• [OBJECTIVE]:
Transcribe the whole listing below without changing a word, but leave out every image.

• [MATERIAL PROVIDED]:

_ _ _ _ _

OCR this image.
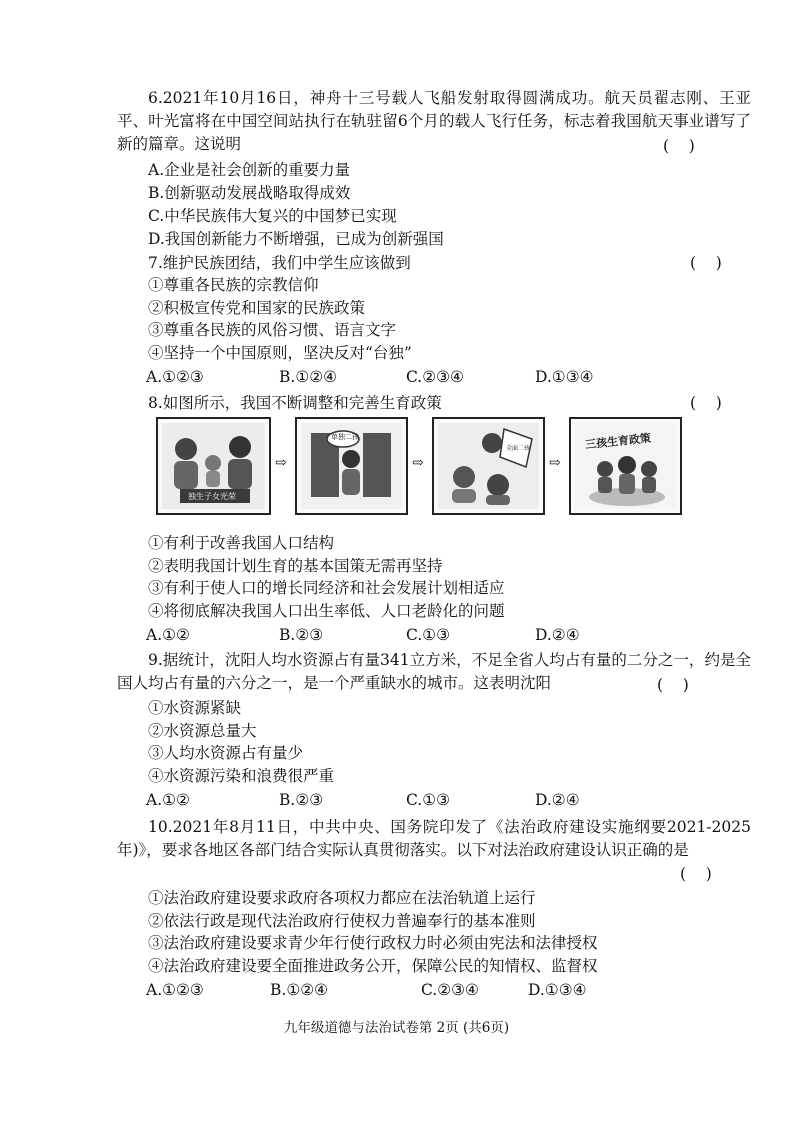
6.2021年10月16日，神舟十三号载人飞船发射取得圆满成功。航天员翟志刚、王亚平、叶光富将在中国空间站执行在轨驻留6个月的载人飞行任务，标志着我国航天事业谱写了新的篇章。这说明	(    )
A.企业是社会创新的重要力量
B.创新驱动发展战略取得成效
C.中华民族伟大复兴的中国梦已实现
D.我国创新能力不断增强，已成为创新强国
7.维护民族团结，我们中学生应该做到	(    )
①尊重各民族的宗教信仰
②积极宣传党和国家的民族政策
③尊重各民族的风俗习惯、语言文字
④坚持一个中国原则，坚决反对“台独”
A.①②③	B.①②④	C.②③④	D.①③④
8.如图所示，我国不断调整和完善生育政策	(    )
独生子女光荣
⇨
单独二孩
⇨
全面二孩
⇨
三孩生育政策
①有利于改善我国人口结构
②表明我国计划生育的基本国策无需再坚持
③有利于使人口的增长同经济和社会发展计划相适应
④将彻底解决我国人口出生率低、人口老龄化的问题
A.①②	B.②③	C.①③	D.②④
9.据统计，沈阳人均水资源占有量341立方米，不足全省人均占有量的二分之一，约是全国人均占有量的六分之一，是一个严重缺水的城市。这表明沈阳	(    )
①水资源紧缺
②水资源总量大
③人均水资源占有量少
④水资源污染和浪费很严重
A.①②	B.②③	C.①③	D.②④
10.2021年8月11日，中共中央、国务院印发了《法治政府建设实施纲要2021-2025年)》，要求各地区各部门结合实际认真贯彻落实。以下对法治政府建设认识正确的是
(    )
①法治政府建设要求政府各项权力都应在法治轨道上运行
②依法行政是现代法治政府行使权力普遍奉行的基本准则
③法治政府建设要求青少年行使行政权力时必须由宪法和法律授权
④法治政府建设要全面推进政务公开，保障公民的知情权、监督权
A.①②③	B.①②④	C.②③④	D.①③④
九年级道德与法治试卷第 2页 (共6页)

_ _ _ _ _

• [EXERCISE RESULT]:
OCR this image.
6.2021年10月16日，神舟十三号载人飞船发射取得圆满成功。航天员翟志刚、王亚平、叶光富将在中国空间站执行在轨驻留6个月的载人飞行任务，标志着我国航天事业谱写了新的篇章。这说明	(    )
A.企业是社会创新的重要力量
B.创新驱动发展战略取得成效
C.中华民族伟大复兴的中国梦已实现
D.我国创新能力不断增强，已成为创新强国
7.维护民族团结，我们中学生应该做到	(    )
①尊重各民族的宗教信仰
②积极宣传党和国家的民族政策
③尊重各民族的风俗习惯、语言文字
④坚持一个中国原则，坚决反对“台独”
A.①②③	B.①②④	C.②③④	D.①③④
8.如图所示，我国不断调整和完善生育政策	(    )
独生子女光荣
⇨
单独二孩
⇨
全面二孩
⇨
三孩生育政策
①有利于改善我国人口结构
②表明我国计划生育的基本国策无需再坚持
③有利于使人口的增长同经济和社会发展计划相适应
④将彻底解决我国人口出生率低、人口老龄化的问题
A.①②	B.②③	C.①③	D.②④
9.据统计，沈阳人均水资源占有量341立方米，不足全省人均占有量的二分之一，约是全国人均占有量的六分之一，是一个严重缺水的城市。这表明沈阳	(    )
①水资源紧缺
②水资源总量大
③人均水资源占有量少
④水资源污染和浪费很严重
A.①②	B.②③	C.①③	D.②④
10.2021年8月11日，中共中央、国务院印发了《法治政府建设实施纲要2021-2025年)》，要求各地区各部门结合实际认真贯彻落实。以下对法治政府建设认识正确的是
(    )
①法治政府建设要求政府各项权力都应在法治轨道上运行
②依法行政是现代法治政府行使权力普遍奉行的基本准则
③法治政府建设要求青少年行使行政权力时必须由宪法和法律授权
④法治政府建设要全面推进政务公开，保障公民的知情权、监督权
A.①②③	B.①②④	C.②③④	D.①③④
九年级道德与法治试卷第 2页 (共6页)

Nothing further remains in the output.